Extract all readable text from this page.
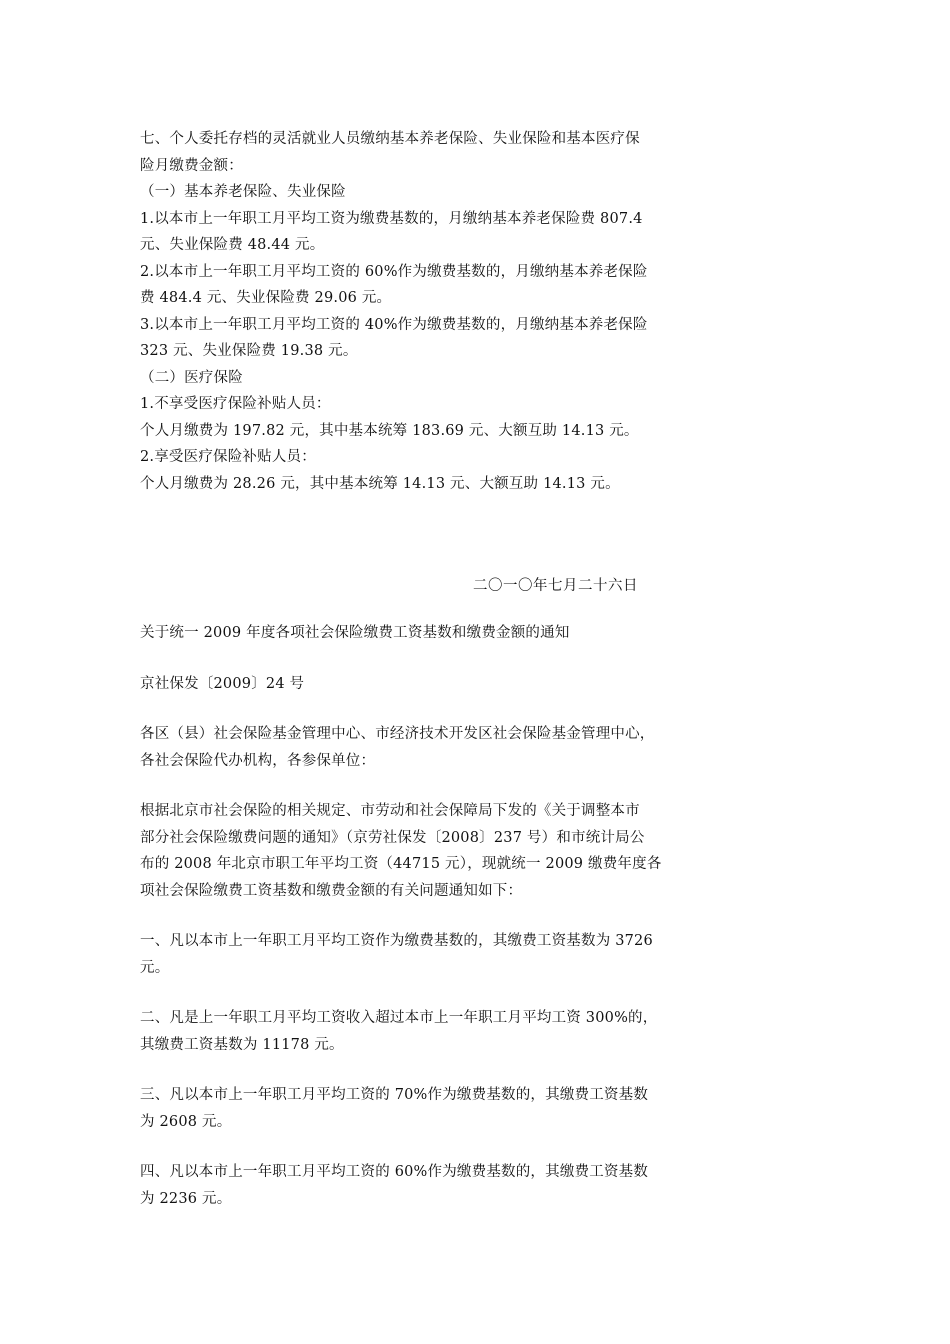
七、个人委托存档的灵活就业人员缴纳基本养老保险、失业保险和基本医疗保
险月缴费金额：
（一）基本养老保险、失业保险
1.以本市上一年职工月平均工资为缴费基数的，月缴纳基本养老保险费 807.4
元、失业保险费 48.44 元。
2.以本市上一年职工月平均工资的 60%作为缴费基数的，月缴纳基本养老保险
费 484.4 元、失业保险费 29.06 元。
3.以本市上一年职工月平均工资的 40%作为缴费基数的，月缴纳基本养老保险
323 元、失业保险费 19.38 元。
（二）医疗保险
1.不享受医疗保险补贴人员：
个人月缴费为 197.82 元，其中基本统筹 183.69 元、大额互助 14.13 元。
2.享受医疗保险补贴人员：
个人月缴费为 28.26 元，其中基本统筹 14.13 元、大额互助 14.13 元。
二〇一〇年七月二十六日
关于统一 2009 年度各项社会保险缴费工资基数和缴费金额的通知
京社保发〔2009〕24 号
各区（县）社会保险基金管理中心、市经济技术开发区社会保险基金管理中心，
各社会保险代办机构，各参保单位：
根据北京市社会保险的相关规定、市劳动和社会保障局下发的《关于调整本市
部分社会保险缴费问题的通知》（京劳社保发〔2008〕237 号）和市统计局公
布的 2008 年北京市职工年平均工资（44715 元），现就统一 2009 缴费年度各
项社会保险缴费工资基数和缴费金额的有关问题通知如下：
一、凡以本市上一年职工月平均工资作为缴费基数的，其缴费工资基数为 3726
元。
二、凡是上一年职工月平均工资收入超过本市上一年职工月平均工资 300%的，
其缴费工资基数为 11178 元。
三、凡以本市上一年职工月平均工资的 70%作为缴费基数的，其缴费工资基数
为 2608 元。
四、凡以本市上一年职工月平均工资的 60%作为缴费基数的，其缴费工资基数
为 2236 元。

========================================

**Written problem:** Exclude the images, then output the data above word for word.

**The response:**
Extract all readable text from this page.
七、个人委托存档的灵活就业人员缴纳基本养老保险、失业保险和基本医疗保
险月缴费金额：
（一）基本养老保险、失业保险
1.以本市上一年职工月平均工资为缴费基数的，月缴纳基本养老保险费 807.4
元、失业保险费 48.44 元。
2.以本市上一年职工月平均工资的 60%作为缴费基数的，月缴纳基本养老保险
费 484.4 元、失业保险费 29.06 元。
3.以本市上一年职工月平均工资的 40%作为缴费基数的，月缴纳基本养老保险
323 元、失业保险费 19.38 元。
（二）医疗保险
1.不享受医疗保险补贴人员：
个人月缴费为 197.82 元，其中基本统筹 183.69 元、大额互助 14.13 元。
2.享受医疗保险补贴人员：
个人月缴费为 28.26 元，其中基本统筹 14.13 元、大额互助 14.13 元。
二〇一〇年七月二十六日
关于统一 2009 年度各项社会保险缴费工资基数和缴费金额的通知
京社保发〔2009〕24 号
各区（县）社会保险基金管理中心、市经济技术开发区社会保险基金管理中心，
各社会保险代办机构，各参保单位：
根据北京市社会保险的相关规定、市劳动和社会保障局下发的《关于调整本市
部分社会保险缴费问题的通知》（京劳社保发〔2008〕237 号）和市统计局公
布的 2008 年北京市职工年平均工资（44715 元），现就统一 2009 缴费年度各
项社会保险缴费工资基数和缴费金额的有关问题通知如下：
一、凡以本市上一年职工月平均工资作为缴费基数的，其缴费工资基数为 3726
元。
二、凡是上一年职工月平均工资收入超过本市上一年职工月平均工资 300%的，
其缴费工资基数为 11178 元。
三、凡以本市上一年职工月平均工资的 70%作为缴费基数的，其缴费工资基数
为 2608 元。
四、凡以本市上一年职工月平均工资的 60%作为缴费基数的，其缴费工资基数
为 2236 元。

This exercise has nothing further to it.